Exercise aim:
Please retype the records below exactly, leaving out any pictures.

Supplied material:
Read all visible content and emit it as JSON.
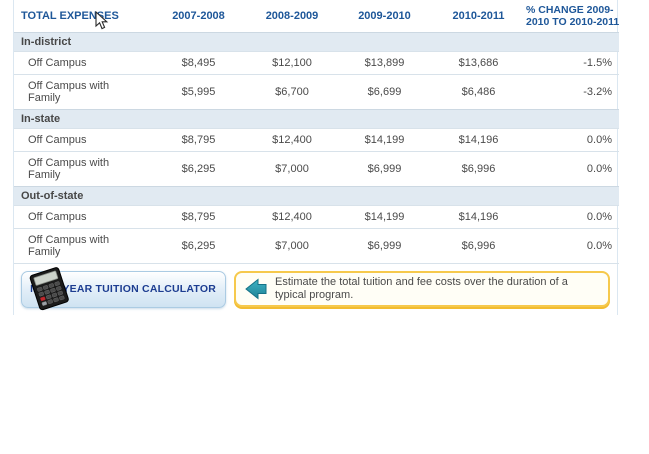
{
  "table": {
    "title": "TOTAL EXPENSES",
    "year_columns": [
      "2007-2008",
      "2008-2009",
      "2009-2010",
      "2010-2011"
    ],
    "pct_header": [
      "% CHANGE 2009-",
      "2010 TO 2010-2011"
    ],
    "groups": [
      {
        "label": "In-district",
        "rows": [
          {
            "label": "Off Campus",
            "values": [
              "$8,495",
              "$12,100",
              "$13,899",
              "$13,686"
            ],
            "pct": "-1.5%"
          },
          {
            "label": "Off Campus with Family",
            "values": [
              "$5,995",
              "$6,700",
              "$6,699",
              "$6,486"
            ],
            "pct": "-3.2%"
          }
        ]
      },
      {
        "label": "In-state",
        "rows": [
          {
            "label": "Off Campus",
            "values": [
              "$8,795",
              "$12,400",
              "$14,199",
              "$14,196"
            ],
            "pct": "0.0%"
          },
          {
            "label": "Off Campus with Family",
            "values": [
              "$6,295",
              "$7,000",
              "$6,999",
              "$6,996"
            ],
            "pct": "0.0%"
          }
        ]
      },
      {
        "label": "Out-of-state",
        "rows": [
          {
            "label": "Off Campus",
            "values": [
              "$8,795",
              "$12,400",
              "$14,199",
              "$14,196"
            ],
            "pct": "0.0%"
          },
          {
            "label": "Off Campus with Family",
            "values": [
              "$6,295",
              "$7,000",
              "$6,999",
              "$6,996"
            ],
            "pct": "0.0%"
          }
        ]
      }
    ]
  },
  "footer": {
    "button_label": "MULTIYEAR TUITION CALCULATOR",
    "info_text": "Estimate the total tuition and fee costs over the duration of a typical program."
  },
  "icons": {
    "button_icon": "calculator-icon",
    "info_icon": "teal-left-arrow-icon",
    "pointer": "mouse-cursor-icon"
  },
  "colors": {
    "header_text": "#1e5799",
    "section_row_bg": "#e1eaf2",
    "row_border": "#d8e2ea",
    "panel_border": "#dbe7f1",
    "button_text": "#1d3d91",
    "button_border": "#abcbe3",
    "info_border": "#f6c94c",
    "info_bg": "#fffef6",
    "arrow_teal": "#2798ad",
    "body_text": "#4a4a4a"
  }
}
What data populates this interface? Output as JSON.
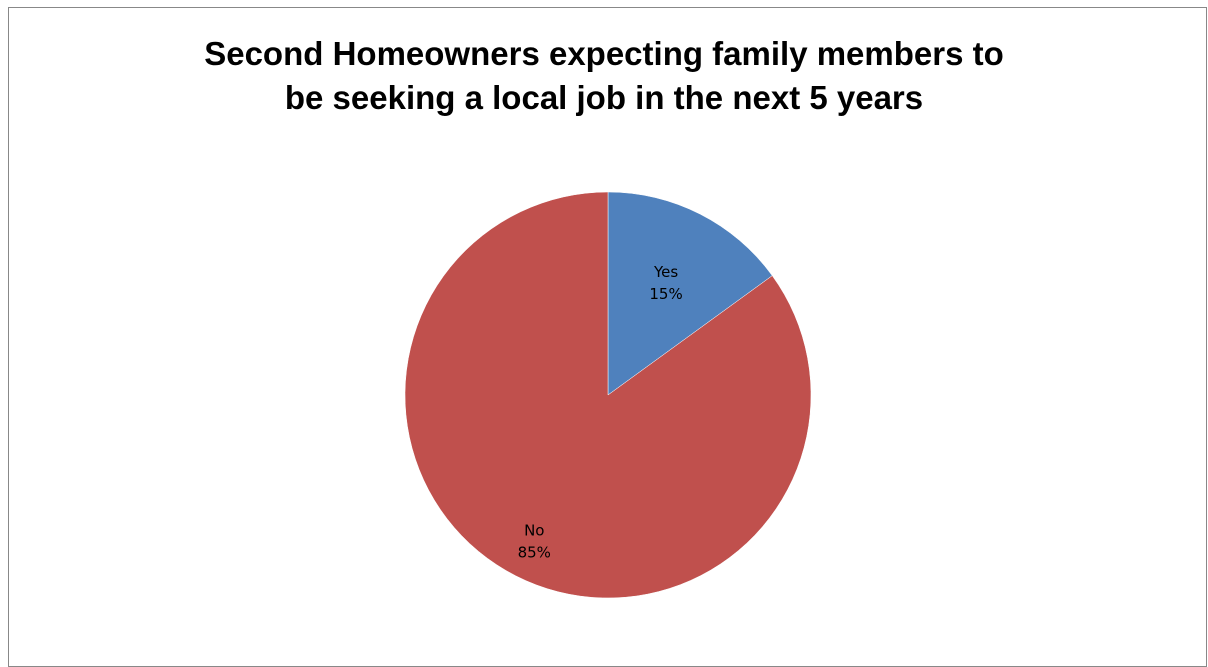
{
  "chart_data": {
    "type": "pie",
    "title_lines": [
      "Second Homeowners expecting family members to",
      "be seeking a local job in the next 5 years"
    ],
    "slices": [
      {
        "label": "Yes",
        "value": 15,
        "value_label": "15%",
        "color": "#4F81BD"
      },
      {
        "label": "No",
        "value": 85,
        "value_label": "85%",
        "color": "#C0504D"
      }
    ],
    "start_angle_deg": 0,
    "direction": "clockwise",
    "legend": "none",
    "data_labels": "inside"
  }
}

In response:
Read all visible content and emit it as JSON.
{
  "table": {
    "title": "TOTAL EXPENSES",
    "year_columns": [
      "2007-2008",
      "2008-2009",
      "2009-2010",
      "2010-2011"
    ],
    "pct_header": [
      "% CHANGE 2009-",
      "2010 TO 2010-2011"
    ],
    "groups": [
      {
        "label": "In-district",
        "rows": [
          {
            "label": "Off Campus",
            "values": [
              "$8,495",
              "$12,100",
              "$13,899",
              "$13,686"
            ],
            "pct": "-1.5%"
          },
          {
            "label": "Off Campus with Family",
            "values": [
              "$5,995",
              "$6,700",
              "$6,699",
              "$6,486"
            ],
            "pct": "-3.2%"
          }
        ]
      },
      {
        "label": "In-state",
        "rows": [
          {
            "label": "Off Campus",
            "values": [
              "$8,795",
              "$12,400",
              "$14,199",
              "$14,196"
            ],
            "pct": "0.0%"
          },
          {
            "label": "Off Campus with Family",
            "values": [
              "$6,295",
              "$7,000",
              "$6,999",
              "$6,996"
            ],
            "pct": "0.0%"
          }
        ]
      },
      {
        "label": "Out-of-state",
        "rows": [
          {
            "label": "Off Campus",
            "values": [
              "$8,795",
              "$12,400",
              "$14,199",
              "$14,196"
            ],
            "pct": "0.0%"
          },
          {
            "label": "Off Campus with Family",
            "values": [
              "$6,295",
              "$7,000",
              "$6,999",
              "$6,996"
            ],
            "pct": "0.0%"
          }
        ]
      }
    ]
  },
  "footer": {
    "button_label": "MULTIYEAR TUITION CALCULATOR",
    "info_text": "Estimate the total tuition and fee costs over the duration of a typical program."
  },
  "icons": {
    "button_icon": "calculator-icon",
    "info_icon": "teal-left-arrow-icon",
    "pointer": "mouse-cursor-icon"
  },
  "colors": {
    "header_text": "#1e5799",
    "section_row_bg": "#e1eaf2",
    "row_border": "#d8e2ea",
    "panel_border": "#dbe7f1",
    "button_text": "#1d3d91",
    "button_border": "#abcbe3",
    "info_border": "#f6c94c",
    "info_bg": "#fffef6",
    "arrow_teal": "#2798ad",
    "body_text": "#4a4a4a"
  }
}
What data populates this interface? Output as JSON.
{
  "chart_data": {
    "type": "pie",
    "title_lines": [
      "Second Homeowners expecting family members to",
      "be seeking a local job in the next 5 years"
    ],
    "slices": [
      {
        "label": "Yes",
        "value": 15,
        "value_label": "15%",
        "color": "#4F81BD"
      },
      {
        "label": "No",
        "value": 85,
        "value_label": "85%",
        "color": "#C0504D"
      }
    ],
    "start_angle_deg": 0,
    "direction": "clockwise",
    "legend": "none",
    "data_labels": "inside"
  }
}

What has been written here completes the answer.